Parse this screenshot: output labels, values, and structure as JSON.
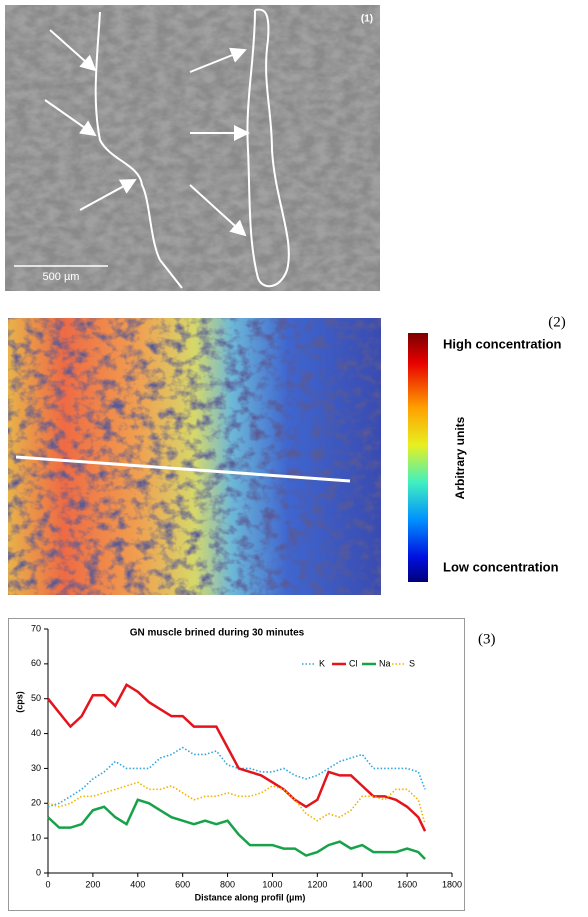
{
  "figure": {
    "panel_labels": [
      "(1)",
      "(2)",
      "(3)"
    ],
    "scale_bar": "500 µm",
    "colorbar": {
      "high": "High concentration",
      "title": "Arbitrary units",
      "low": "Low concentration"
    }
  },
  "chart_data": {
    "type": "line",
    "title": "GN muscle brined during 30 minutes",
    "x_label": "Distance along profil (µm)",
    "y_label": "(cps)",
    "x": [
      0,
      50,
      100,
      150,
      200,
      250,
      300,
      350,
      400,
      450,
      500,
      550,
      600,
      650,
      700,
      750,
      800,
      850,
      900,
      950,
      1000,
      1050,
      1100,
      1150,
      1200,
      1250,
      1300,
      1350,
      1400,
      1450,
      1500,
      1550,
      1600,
      1650,
      1680
    ],
    "series": [
      {
        "name": "K",
        "color": "#2fa6de",
        "style": "dotted",
        "values": [
          19,
          20,
          22,
          24,
          27,
          29,
          32,
          30,
          30,
          30,
          33,
          34,
          36,
          34,
          34,
          35,
          31,
          30,
          30,
          29,
          29,
          30,
          28,
          27,
          28,
          30,
          32,
          33,
          34,
          30,
          30,
          30,
          30,
          29,
          24
        ]
      },
      {
        "name": "Cl",
        "color": "#e3141b",
        "style": "solid",
        "values": [
          50,
          46,
          42,
          45,
          51,
          51,
          48,
          54,
          52,
          49,
          47,
          45,
          45,
          42,
          42,
          42,
          36,
          30,
          29,
          28,
          26,
          24,
          21,
          19,
          21,
          29,
          28,
          28,
          25,
          22,
          22,
          21,
          19,
          16,
          12
        ]
      },
      {
        "name": "Na",
        "color": "#17a24a",
        "style": "solid",
        "values": [
          16,
          13,
          13,
          14,
          18,
          19,
          16,
          14,
          21,
          20,
          18,
          16,
          15,
          14,
          15,
          14,
          15,
          11,
          8,
          8,
          8,
          7,
          7,
          5,
          6,
          8,
          9,
          7,
          8,
          6,
          6,
          6,
          7,
          6,
          4
        ]
      },
      {
        "name": "S",
        "color": "#f2b200",
        "style": "dotted",
        "values": [
          20,
          19,
          20,
          22,
          22,
          23,
          24,
          25,
          26,
          24,
          24,
          25,
          23,
          21,
          22,
          22,
          23,
          22,
          22,
          23,
          25,
          24,
          21,
          17,
          15,
          17,
          16,
          18,
          22,
          22,
          21,
          24,
          24,
          21,
          14
        ]
      }
    ],
    "xlim": [
      0,
      1800
    ],
    "xticks": [
      0,
      200,
      400,
      600,
      800,
      1000,
      1200,
      1400,
      1600,
      1800
    ],
    "ylim": [
      0,
      70
    ],
    "yticks": [
      0,
      10,
      20,
      30,
      40,
      50,
      60,
      70
    ],
    "grid": false,
    "legend": "top-right"
  }
}
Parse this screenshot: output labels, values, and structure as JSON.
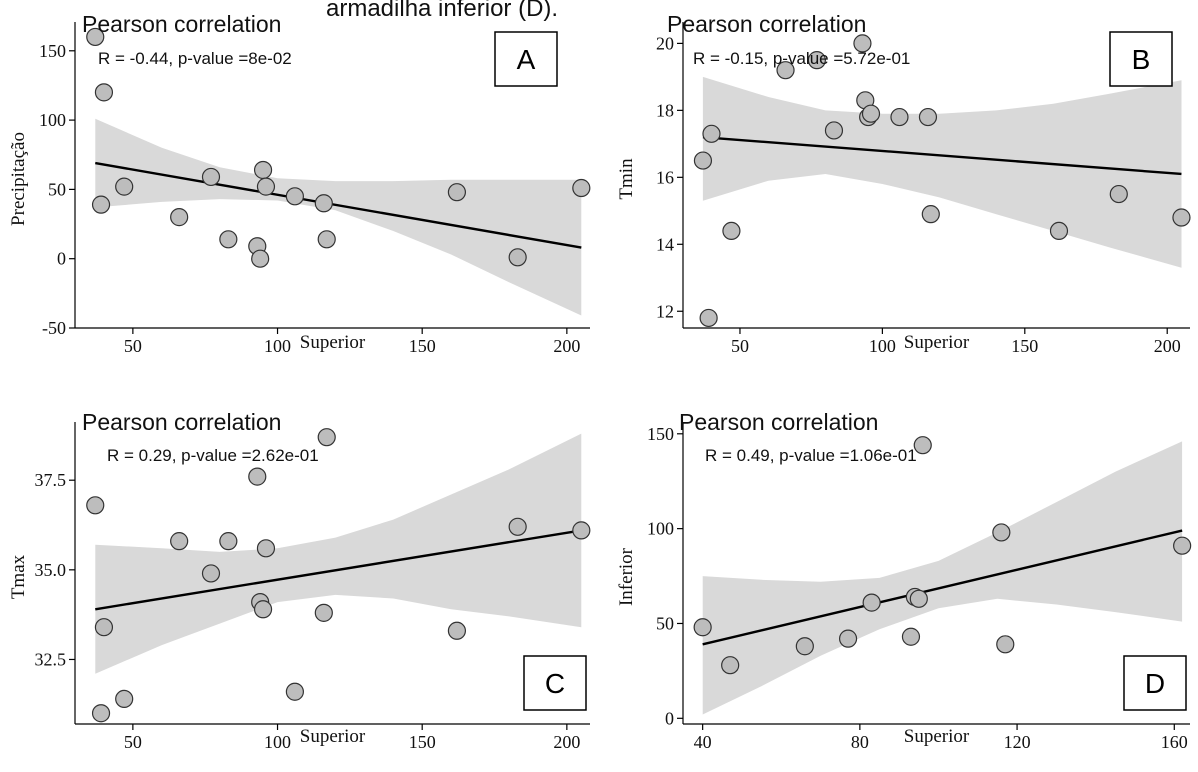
{
  "figure": {
    "caption_fragment": "armadilha inferior (D)."
  },
  "colors": {
    "band": "#d9d9d9",
    "point_fill": "#bdbdbd",
    "point_stroke": "#333333",
    "line": "#000000",
    "axis": "#000000"
  },
  "chart_data": [
    {
      "id": "A",
      "type": "scatter",
      "letter": "A",
      "title": "Pearson correlation",
      "stat": "R = -0.44, p-value =8e-02",
      "xlabel": "Superior",
      "ylabel": "Precipitação",
      "xlim": [
        30,
        208
      ],
      "ylim": [
        -50,
        165
      ],
      "xticks": [
        50,
        100,
        150,
        200
      ],
      "yticks": [
        -50,
        0,
        50,
        100,
        150
      ],
      "ytick_labels": [
        "-50",
        "0",
        "50",
        "100",
        "150"
      ],
      "points": [
        {
          "x": 37,
          "y": 160
        },
        {
          "x": 40,
          "y": 120
        },
        {
          "x": 39,
          "y": 39
        },
        {
          "x": 47,
          "y": 52
        },
        {
          "x": 66,
          "y": 30
        },
        {
          "x": 77,
          "y": 59
        },
        {
          "x": 83,
          "y": 14
        },
        {
          "x": 93,
          "y": 9
        },
        {
          "x": 94,
          "y": 0
        },
        {
          "x": 95,
          "y": 64
        },
        {
          "x": 96,
          "y": 52
        },
        {
          "x": 106,
          "y": 45
        },
        {
          "x": 116,
          "y": 40
        },
        {
          "x": 117,
          "y": 14
        },
        {
          "x": 162,
          "y": 48
        },
        {
          "x": 183,
          "y": 1
        },
        {
          "x": 205,
          "y": 51
        }
      ],
      "fit": {
        "x": [
          37,
          205
        ],
        "y": [
          69,
          8
        ]
      },
      "band": {
        "x": [
          37,
          60,
          80,
          100,
          120,
          140,
          160,
          180,
          205
        ],
        "upper": [
          101,
          80,
          66,
          58,
          56,
          56,
          57,
          57,
          57
        ],
        "lower": [
          37,
          41,
          43,
          42,
          35,
          20,
          3,
          -17,
          -41
        ]
      }
    },
    {
      "id": "B",
      "type": "scatter",
      "letter": "B",
      "title": "Pearson correlation",
      "stat": "R = -0.15, p-value =5.72e-01",
      "xlabel": "Superior",
      "ylabel": "Tmin",
      "xlim": [
        30,
        208
      ],
      "ylim": [
        11.5,
        20.4
      ],
      "xticks": [
        50,
        100,
        150,
        200
      ],
      "yticks": [
        12,
        14,
        16,
        18,
        20
      ],
      "ytick_labels": [
        "12",
        "14",
        "16",
        "18",
        "20"
      ],
      "points": [
        {
          "x": 37,
          "y": 16.5
        },
        {
          "x": 40,
          "y": 17.3
        },
        {
          "x": 39,
          "y": 11.8
        },
        {
          "x": 47,
          "y": 14.4
        },
        {
          "x": 66,
          "y": 19.2
        },
        {
          "x": 77,
          "y": 19.5
        },
        {
          "x": 83,
          "y": 17.4
        },
        {
          "x": 93,
          "y": 20.0
        },
        {
          "x": 94,
          "y": 18.3
        },
        {
          "x": 95,
          "y": 17.8
        },
        {
          "x": 96,
          "y": 17.9
        },
        {
          "x": 106,
          "y": 17.8
        },
        {
          "x": 116,
          "y": 17.8
        },
        {
          "x": 117,
          "y": 14.9
        },
        {
          "x": 162,
          "y": 14.4
        },
        {
          "x": 183,
          "y": 15.5
        },
        {
          "x": 205,
          "y": 14.8
        }
      ],
      "fit": {
        "x": [
          37,
          205
        ],
        "y": [
          17.2,
          16.1
        ]
      },
      "band": {
        "x": [
          37,
          60,
          80,
          100,
          120,
          140,
          160,
          180,
          205
        ],
        "upper": [
          19.0,
          18.4,
          18.0,
          17.9,
          17.9,
          18.0,
          18.2,
          18.5,
          18.9
        ],
        "lower": [
          15.3,
          15.9,
          16.1,
          15.8,
          15.4,
          14.9,
          14.4,
          13.9,
          13.3
        ]
      }
    },
    {
      "id": "C",
      "type": "scatter",
      "letter": "C",
      "title": "Pearson correlation",
      "stat": "R = 0.29, p-value =2.62e-01",
      "xlabel": "Superior",
      "ylabel": "Tmax",
      "xlim": [
        30,
        208
      ],
      "ylim": [
        30.7,
        38.9
      ],
      "xticks": [
        50,
        100,
        150,
        200
      ],
      "yticks": [
        32.5,
        35.0,
        37.5
      ],
      "ytick_labels": [
        "32.5",
        "35.0",
        "37.5"
      ],
      "points": [
        {
          "x": 37,
          "y": 36.8
        },
        {
          "x": 40,
          "y": 33.4
        },
        {
          "x": 39,
          "y": 31.0
        },
        {
          "x": 47,
          "y": 31.4
        },
        {
          "x": 66,
          "y": 35.8
        },
        {
          "x": 77,
          "y": 34.9
        },
        {
          "x": 83,
          "y": 35.8
        },
        {
          "x": 93,
          "y": 37.6
        },
        {
          "x": 94,
          "y": 34.1
        },
        {
          "x": 95,
          "y": 33.9
        },
        {
          "x": 96,
          "y": 35.6
        },
        {
          "x": 106,
          "y": 31.6
        },
        {
          "x": 116,
          "y": 33.8
        },
        {
          "x": 117,
          "y": 38.7
        },
        {
          "x": 162,
          "y": 33.3
        },
        {
          "x": 183,
          "y": 36.2
        },
        {
          "x": 205,
          "y": 36.1
        }
      ],
      "fit": {
        "x": [
          37,
          205
        ],
        "y": [
          33.9,
          36.1
        ]
      },
      "band": {
        "x": [
          37,
          60,
          80,
          100,
          120,
          140,
          160,
          180,
          205
        ],
        "upper": [
          35.7,
          35.6,
          35.5,
          35.6,
          35.9,
          36.4,
          37.1,
          37.8,
          38.8
        ],
        "lower": [
          32.1,
          32.9,
          33.5,
          34.1,
          34.3,
          34.2,
          33.9,
          33.7,
          33.4
        ]
      }
    },
    {
      "id": "D",
      "type": "scatter",
      "letter": "D",
      "title": "Pearson correlation",
      "stat": "R = 0.49, p-value =1.06e-01",
      "xlabel": "Superior",
      "ylabel": "Inferior",
      "xlim": [
        35,
        164
      ],
      "ylim": [
        -3,
        152
      ],
      "xticks": [
        40,
        80,
        120,
        160
      ],
      "yticks": [
        0,
        50,
        100,
        150
      ],
      "ytick_labels": [
        "0",
        "50",
        "100",
        "150"
      ],
      "points": [
        {
          "x": 40,
          "y": 48
        },
        {
          "x": 47,
          "y": 28
        },
        {
          "x": 66,
          "y": 38
        },
        {
          "x": 77,
          "y": 42
        },
        {
          "x": 83,
          "y": 61
        },
        {
          "x": 93,
          "y": 43
        },
        {
          "x": 94,
          "y": 64
        },
        {
          "x": 95,
          "y": 63
        },
        {
          "x": 96,
          "y": 144
        },
        {
          "x": 116,
          "y": 98
        },
        {
          "x": 117,
          "y": 39
        },
        {
          "x": 162,
          "y": 91
        }
      ],
      "fit": {
        "x": [
          40,
          162
        ],
        "y": [
          39,
          99
        ]
      },
      "band": {
        "x": [
          40,
          55,
          70,
          85,
          100,
          115,
          130,
          145,
          162
        ],
        "upper": [
          75,
          73,
          72,
          74,
          83,
          98,
          114,
          130,
          146
        ],
        "lower": [
          2,
          17,
          33,
          47,
          58,
          63,
          60,
          56,
          51
        ]
      }
    }
  ]
}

What is required: Find the string "stat" in the records, then copy each line where it occurs.

Result for this exercise:
      "stat": "R = -0.44, p-value =8e-02",
      "stat": "R = -0.15, p-value =5.72e-01",
      "stat": "R = 0.29, p-value =2.62e-01",
      "stat": "R = 0.49, p-value =1.06e-01",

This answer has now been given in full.